Bild: Baustelle auf dem ehemaligen Gelände des Kunsthauses Tacheles in Berlin
Berlin taz | In Deutschland muss gebaut werden – so viel steht fest. Nur
wie und wie teuer es wird, ist noch unklar. Die Kieler „Arbeitsgemeinschaft
für zeitgemäßes Bauen“ (ARGE) hat diese Frage in einer Studie untersucht
und einen Fahrplan entworfen, wie die Ampelregierung ihre Bauvorhaben
realisieren kann – bezahlbar, altersgerecht und klimaneutral. Dietmar
Walberg, Leiter des ARGE-Instituts, stellte die Ergebnisse am Donnerstag
zum 13. Wohnungsbautag vor. In Auftrag gegeben wurde die Studie vom
Verbändebündnis Wohnungsbau, hinter dem Spitzenverbände der deutschen Bau-
und Immobilienwirtschaft, die Gewerkschaft IG BAU und der Deutsche
Mieterbund (DMB) stehen.

DEINE AUFGABE
Beantworte anhand des Textauszugs kurz:
(a) Wer stellte die Ergebnisse der Studie vor, und zu welchem Anlass?
(b) Von wem wurde die Studie in Auftrag gegeben?
(c) Welche drei Eigenschaften nennt der Textauszug für die Umsetzung der Bauvorhaben?
Das Material spielt hierfür keine Rolle.

Datenliste
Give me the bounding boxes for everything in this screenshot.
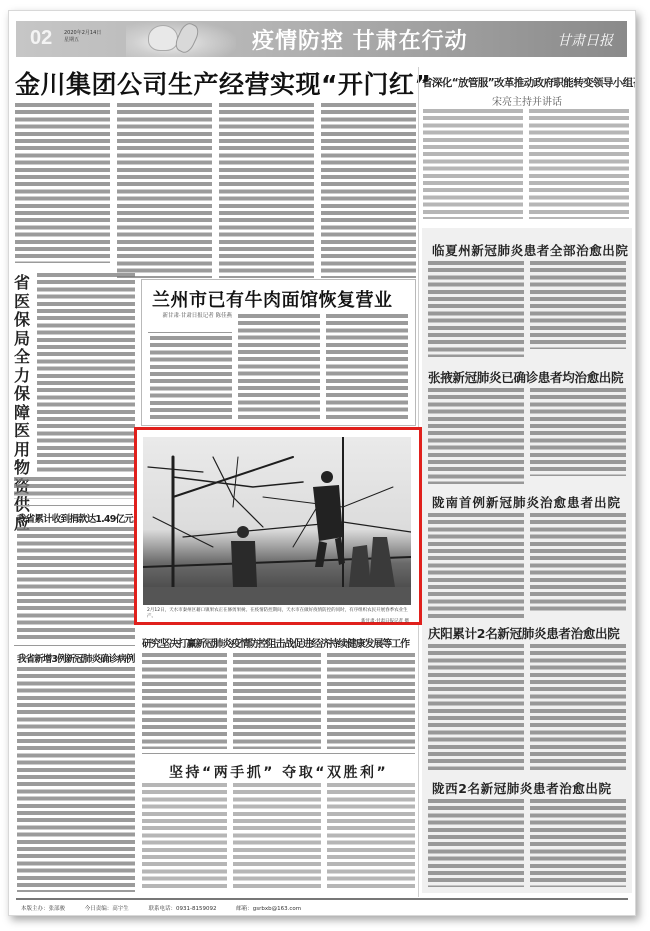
sidebar-body-longnan-2: [530, 513, 626, 613]
research-body-col-3: [327, 653, 415, 749]
lead-body-col-4: [321, 103, 416, 278]
recovery-news-panel: 临夏州新冠肺炎患者全部治愈出院 张掖新冠肺炎已确诊患者均治愈出院 陇南首例新冠肺…: [422, 228, 632, 893]
masthead-photo: [126, 21, 236, 57]
divider: [142, 753, 415, 754]
medical-worker-figure: [148, 25, 178, 51]
top-right-headline: 省深化“放管服”改革推动政府职能转变领导小组召开会议: [422, 75, 632, 90]
issue-date: 2020年2月14日 星期五: [64, 30, 101, 44]
footer-divider: [16, 898, 628, 900]
commentary-body-col-3: [327, 783, 415, 891]
lead-body-col-3: [219, 103, 314, 278]
lanzhou-body-col-3: [326, 314, 408, 422]
footer-editor: 本版主办：张部骏: [21, 906, 65, 912]
top-right-body-col-2: [529, 109, 629, 219]
commentary-body-col-1: [142, 783, 227, 891]
new-cases-headline: 我省新增3例新冠肺炎确诊病例: [17, 651, 135, 665]
sidebar-body-longxi-1: [428, 799, 524, 887]
research-body-col-2: [233, 653, 321, 749]
sidebar-body-zhangye-2: [530, 388, 626, 476]
lanzhou-body-col-2: [238, 314, 320, 422]
sidebar-headline-linxia: 临夏州新冠肺炎患者全部治愈出院: [432, 241, 629, 259]
sidebar-body-longxi-2: [530, 799, 626, 887]
lead-headline: 金川集团公司生产经营实现“开门红”: [15, 65, 415, 101]
newspaper-page: 02 2020年2月14日 星期五 疫情防控 甘肃在行动 甘肃日报 金川集团公司…: [8, 10, 636, 916]
divider: [148, 332, 232, 333]
commentary-body-col-2: [233, 783, 321, 891]
new-cases-body: [17, 667, 135, 892]
orchard-pruning-photo: [143, 437, 411, 605]
sidebar-body-qingyang-1: [428, 644, 524, 770]
lanzhou-headline: 兰州市已有牛肉面馆恢复营业: [152, 286, 393, 312]
sidebar-headline-longnan: 陇南首例新冠肺炎治愈患者出院: [432, 493, 621, 511]
page-number: 02: [30, 27, 52, 50]
research-headline: 研究坚决打赢新冠肺炎疫情防控阻击战促进经济持续健康发展等工作: [142, 635, 409, 650]
divider: [14, 505, 135, 506]
divider: [14, 645, 135, 646]
footer-duty-editor: 今日责编：高宇生: [85, 906, 129, 912]
page-footer: 本版主办：张部骏 今日责编：高宇生 联系电话：0931-8159092 邮箱：g…: [21, 904, 319, 912]
sidebar-headline-zhangye: 张掖新冠肺炎已确诊患者均治愈出院: [428, 368, 623, 386]
newspaper-logo: 甘肃日报: [557, 30, 613, 50]
sidebar-body-qingyang-2: [530, 644, 626, 770]
top-right-subhead: 宋亮主持并讲话: [422, 93, 632, 108]
tree-branches-illustration: [143, 437, 411, 605]
featured-photo-box[interactable]: 2月12日，天水市秦州区藉口镇果农正在修剪果树。在疫情防控期间，天水市在做好疫情…: [134, 427, 422, 625]
section-title: 疫情防控 甘肃在行动: [252, 24, 468, 55]
sidebar-body-linxia-2: [530, 261, 626, 349]
footer-email: 邮箱：gsrbxb@163.com: [236, 906, 301, 912]
lead-body-col-2: [117, 103, 212, 278]
footer-phone: 联系电话：0931-8159092: [149, 906, 217, 912]
donations-body: [17, 527, 135, 639]
commentary-headline: 坚持“两手抓” 夺取“双胜利”: [169, 762, 388, 782]
vertical-article-body-tail: [14, 477, 135, 499]
sidebar-body-zhangye-1: [428, 388, 524, 484]
research-body-col-1: [142, 653, 227, 749]
donations-headline: 我省累计收到捐款达1.49亿元: [17, 511, 133, 525]
photo-credit: 新甘肃·甘肃日报记者 摄: [361, 618, 409, 624]
lanzhou-article: 兰州市已有牛肉面馆恢复营业 新甘肃·甘肃日报记者 陈佳燕: [141, 279, 416, 426]
sidebar-headline-qingyang: 庆阳累计2名新冠肺炎患者治愈出院: [428, 624, 619, 642]
lanzhou-byline: 新甘肃·甘肃日报记者 陈佳燕: [152, 312, 232, 320]
medical-worker-figure: [173, 21, 202, 55]
masthead: 02 2020年2月14日 星期五 疫情防控 甘肃在行动 甘肃日报: [16, 21, 627, 57]
vertical-article-body: [37, 273, 135, 473]
sidebar-headline-longxi: 陇西2名新冠肺炎患者治愈出院: [432, 779, 612, 797]
sidebar-body-linxia-1: [428, 261, 524, 357]
lead-body-col-1: [15, 103, 110, 263]
top-right-body-col-1: [423, 109, 523, 219]
lanzhou-body-col-1: [150, 336, 232, 422]
sidebar-body-longnan-1: [428, 513, 524, 618]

ÜBUNGSERGEBNIS
(a) Dietmar Walberg, Leiter des ARGE-Instituts, zum 13. Wohnungsbautag.
(b) Vom Verbändebündnis Wohnungsbau.
(c) Bezahlbar, altersgerecht und klimaneutral.